Look through the records that follow. Copy every line containing the word "Heat".

#### Provided data

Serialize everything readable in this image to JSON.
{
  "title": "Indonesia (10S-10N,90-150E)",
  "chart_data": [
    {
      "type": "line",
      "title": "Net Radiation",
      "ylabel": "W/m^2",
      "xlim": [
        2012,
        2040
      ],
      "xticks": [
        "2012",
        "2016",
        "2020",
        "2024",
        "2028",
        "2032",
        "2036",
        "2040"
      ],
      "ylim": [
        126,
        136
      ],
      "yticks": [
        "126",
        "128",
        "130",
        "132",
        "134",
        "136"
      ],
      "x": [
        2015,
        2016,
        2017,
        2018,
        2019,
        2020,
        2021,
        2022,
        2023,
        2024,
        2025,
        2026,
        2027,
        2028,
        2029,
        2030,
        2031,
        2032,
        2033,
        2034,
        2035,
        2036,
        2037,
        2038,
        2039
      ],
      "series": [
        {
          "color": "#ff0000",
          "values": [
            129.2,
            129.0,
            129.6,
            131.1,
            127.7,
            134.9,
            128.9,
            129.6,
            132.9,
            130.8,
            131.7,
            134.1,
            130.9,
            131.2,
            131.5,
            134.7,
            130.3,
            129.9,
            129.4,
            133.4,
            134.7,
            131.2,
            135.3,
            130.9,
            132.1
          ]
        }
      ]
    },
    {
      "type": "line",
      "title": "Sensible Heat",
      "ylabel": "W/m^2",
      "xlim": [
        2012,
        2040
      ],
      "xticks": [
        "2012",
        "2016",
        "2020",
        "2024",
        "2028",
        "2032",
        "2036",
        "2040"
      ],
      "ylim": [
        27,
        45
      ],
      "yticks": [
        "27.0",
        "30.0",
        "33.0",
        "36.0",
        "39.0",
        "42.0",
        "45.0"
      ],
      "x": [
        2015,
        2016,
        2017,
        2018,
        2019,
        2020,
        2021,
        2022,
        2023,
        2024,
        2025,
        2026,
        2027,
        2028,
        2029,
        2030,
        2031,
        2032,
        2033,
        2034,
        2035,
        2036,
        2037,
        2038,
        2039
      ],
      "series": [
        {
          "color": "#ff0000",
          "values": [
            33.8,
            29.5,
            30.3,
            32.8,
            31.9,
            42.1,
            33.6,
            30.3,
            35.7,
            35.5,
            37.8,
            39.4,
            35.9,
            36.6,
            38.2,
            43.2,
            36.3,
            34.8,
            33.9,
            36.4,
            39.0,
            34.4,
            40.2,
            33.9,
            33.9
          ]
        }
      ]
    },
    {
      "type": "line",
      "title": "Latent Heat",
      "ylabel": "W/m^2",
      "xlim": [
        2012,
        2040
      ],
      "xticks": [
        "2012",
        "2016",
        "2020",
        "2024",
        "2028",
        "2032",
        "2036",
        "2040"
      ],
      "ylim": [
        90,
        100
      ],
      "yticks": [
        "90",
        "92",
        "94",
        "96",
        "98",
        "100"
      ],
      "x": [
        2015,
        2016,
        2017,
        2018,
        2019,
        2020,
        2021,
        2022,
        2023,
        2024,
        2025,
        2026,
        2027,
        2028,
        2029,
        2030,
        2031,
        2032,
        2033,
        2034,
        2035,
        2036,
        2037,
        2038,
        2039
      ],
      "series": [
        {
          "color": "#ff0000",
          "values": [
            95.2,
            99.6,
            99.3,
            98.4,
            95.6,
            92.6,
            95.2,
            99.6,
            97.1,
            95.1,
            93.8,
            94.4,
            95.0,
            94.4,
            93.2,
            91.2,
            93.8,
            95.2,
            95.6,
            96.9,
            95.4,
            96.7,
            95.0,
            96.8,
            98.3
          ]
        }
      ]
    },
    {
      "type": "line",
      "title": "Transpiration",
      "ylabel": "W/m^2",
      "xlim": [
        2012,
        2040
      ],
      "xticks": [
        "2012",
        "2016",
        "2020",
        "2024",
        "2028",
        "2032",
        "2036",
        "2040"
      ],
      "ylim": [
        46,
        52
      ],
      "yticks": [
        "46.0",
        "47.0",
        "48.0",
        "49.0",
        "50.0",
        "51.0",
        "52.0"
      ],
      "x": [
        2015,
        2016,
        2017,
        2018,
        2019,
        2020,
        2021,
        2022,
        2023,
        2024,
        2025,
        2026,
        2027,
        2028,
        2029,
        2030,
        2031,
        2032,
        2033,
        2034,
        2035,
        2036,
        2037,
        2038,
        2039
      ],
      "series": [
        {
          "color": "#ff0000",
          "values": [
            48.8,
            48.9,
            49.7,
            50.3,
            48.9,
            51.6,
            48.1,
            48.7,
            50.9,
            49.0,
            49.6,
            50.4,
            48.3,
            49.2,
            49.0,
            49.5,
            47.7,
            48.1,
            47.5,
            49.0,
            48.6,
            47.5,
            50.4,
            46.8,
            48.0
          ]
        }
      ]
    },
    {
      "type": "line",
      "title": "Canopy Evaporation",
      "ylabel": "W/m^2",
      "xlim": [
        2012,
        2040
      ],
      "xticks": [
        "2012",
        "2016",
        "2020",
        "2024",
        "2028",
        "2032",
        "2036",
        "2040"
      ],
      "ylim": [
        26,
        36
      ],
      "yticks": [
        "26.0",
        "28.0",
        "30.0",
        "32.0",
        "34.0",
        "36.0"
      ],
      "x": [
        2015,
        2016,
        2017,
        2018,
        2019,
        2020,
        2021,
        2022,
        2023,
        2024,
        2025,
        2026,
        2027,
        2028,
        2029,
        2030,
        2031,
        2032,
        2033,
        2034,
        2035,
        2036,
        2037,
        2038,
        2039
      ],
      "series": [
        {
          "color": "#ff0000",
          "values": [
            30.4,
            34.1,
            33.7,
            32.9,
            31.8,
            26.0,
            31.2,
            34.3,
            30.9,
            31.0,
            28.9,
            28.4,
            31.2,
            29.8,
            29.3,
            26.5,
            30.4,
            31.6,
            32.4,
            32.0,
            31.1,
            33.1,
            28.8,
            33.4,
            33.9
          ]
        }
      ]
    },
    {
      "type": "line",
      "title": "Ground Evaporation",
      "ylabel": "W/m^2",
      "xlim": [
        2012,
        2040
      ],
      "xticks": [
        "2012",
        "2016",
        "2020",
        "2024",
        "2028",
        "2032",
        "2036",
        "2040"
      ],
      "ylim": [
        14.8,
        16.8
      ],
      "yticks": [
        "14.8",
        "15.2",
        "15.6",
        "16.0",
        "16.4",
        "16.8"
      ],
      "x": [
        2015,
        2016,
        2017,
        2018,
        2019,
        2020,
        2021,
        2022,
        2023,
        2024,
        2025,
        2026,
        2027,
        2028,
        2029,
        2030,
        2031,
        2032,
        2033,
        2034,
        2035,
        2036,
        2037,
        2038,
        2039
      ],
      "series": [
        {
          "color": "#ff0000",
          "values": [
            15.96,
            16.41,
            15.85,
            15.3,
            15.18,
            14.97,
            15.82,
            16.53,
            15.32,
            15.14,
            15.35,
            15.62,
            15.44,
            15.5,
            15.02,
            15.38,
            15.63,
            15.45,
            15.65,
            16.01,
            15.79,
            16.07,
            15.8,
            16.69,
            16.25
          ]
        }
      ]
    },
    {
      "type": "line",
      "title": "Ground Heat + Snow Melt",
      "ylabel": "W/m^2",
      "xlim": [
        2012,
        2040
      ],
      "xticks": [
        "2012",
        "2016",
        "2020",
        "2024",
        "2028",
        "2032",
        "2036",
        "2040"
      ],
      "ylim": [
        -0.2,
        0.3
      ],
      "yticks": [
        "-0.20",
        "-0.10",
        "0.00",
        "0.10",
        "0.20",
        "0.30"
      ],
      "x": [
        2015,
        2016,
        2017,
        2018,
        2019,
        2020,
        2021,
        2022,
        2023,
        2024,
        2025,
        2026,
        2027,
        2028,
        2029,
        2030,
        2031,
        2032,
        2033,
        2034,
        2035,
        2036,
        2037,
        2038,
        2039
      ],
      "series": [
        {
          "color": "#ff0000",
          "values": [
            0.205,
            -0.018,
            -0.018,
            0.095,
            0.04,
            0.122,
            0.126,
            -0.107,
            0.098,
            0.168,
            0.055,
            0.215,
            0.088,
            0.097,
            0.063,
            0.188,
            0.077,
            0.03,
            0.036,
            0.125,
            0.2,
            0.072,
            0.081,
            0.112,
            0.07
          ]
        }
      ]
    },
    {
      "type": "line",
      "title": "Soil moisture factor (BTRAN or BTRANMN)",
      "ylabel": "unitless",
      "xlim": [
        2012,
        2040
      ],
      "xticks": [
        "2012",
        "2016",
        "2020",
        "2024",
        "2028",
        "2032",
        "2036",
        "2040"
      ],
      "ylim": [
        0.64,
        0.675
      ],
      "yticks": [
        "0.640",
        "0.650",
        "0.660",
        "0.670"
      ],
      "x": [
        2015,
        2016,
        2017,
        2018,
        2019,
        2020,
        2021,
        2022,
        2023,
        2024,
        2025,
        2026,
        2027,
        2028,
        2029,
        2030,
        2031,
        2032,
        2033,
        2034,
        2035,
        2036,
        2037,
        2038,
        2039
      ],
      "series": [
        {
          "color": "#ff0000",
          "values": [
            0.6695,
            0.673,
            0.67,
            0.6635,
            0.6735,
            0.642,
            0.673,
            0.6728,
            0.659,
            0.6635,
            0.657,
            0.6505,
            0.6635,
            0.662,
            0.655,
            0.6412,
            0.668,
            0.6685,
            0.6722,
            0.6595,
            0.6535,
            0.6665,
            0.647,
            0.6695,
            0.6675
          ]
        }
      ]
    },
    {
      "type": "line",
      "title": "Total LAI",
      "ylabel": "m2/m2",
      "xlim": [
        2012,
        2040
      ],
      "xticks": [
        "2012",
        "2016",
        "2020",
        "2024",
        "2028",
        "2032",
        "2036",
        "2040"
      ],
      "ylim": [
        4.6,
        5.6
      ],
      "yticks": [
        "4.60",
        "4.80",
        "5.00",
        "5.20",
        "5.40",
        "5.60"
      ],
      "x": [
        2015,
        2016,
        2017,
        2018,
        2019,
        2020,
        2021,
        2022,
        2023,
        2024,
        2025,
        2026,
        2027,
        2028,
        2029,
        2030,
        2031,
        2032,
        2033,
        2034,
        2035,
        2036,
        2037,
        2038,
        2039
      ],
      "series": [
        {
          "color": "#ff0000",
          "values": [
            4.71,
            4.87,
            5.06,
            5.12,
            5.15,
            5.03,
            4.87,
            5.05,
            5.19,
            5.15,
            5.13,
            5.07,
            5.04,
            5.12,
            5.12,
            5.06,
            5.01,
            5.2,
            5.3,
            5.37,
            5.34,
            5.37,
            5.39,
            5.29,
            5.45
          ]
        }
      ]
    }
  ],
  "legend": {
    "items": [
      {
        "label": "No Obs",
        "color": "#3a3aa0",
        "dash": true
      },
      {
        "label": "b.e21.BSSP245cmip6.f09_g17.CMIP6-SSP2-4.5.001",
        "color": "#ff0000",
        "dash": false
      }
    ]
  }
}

########

## [Correct response]
      "title": "Sensible Heat",
      "title": "Latent Heat",
      "title": "Ground Heat + Snow Melt",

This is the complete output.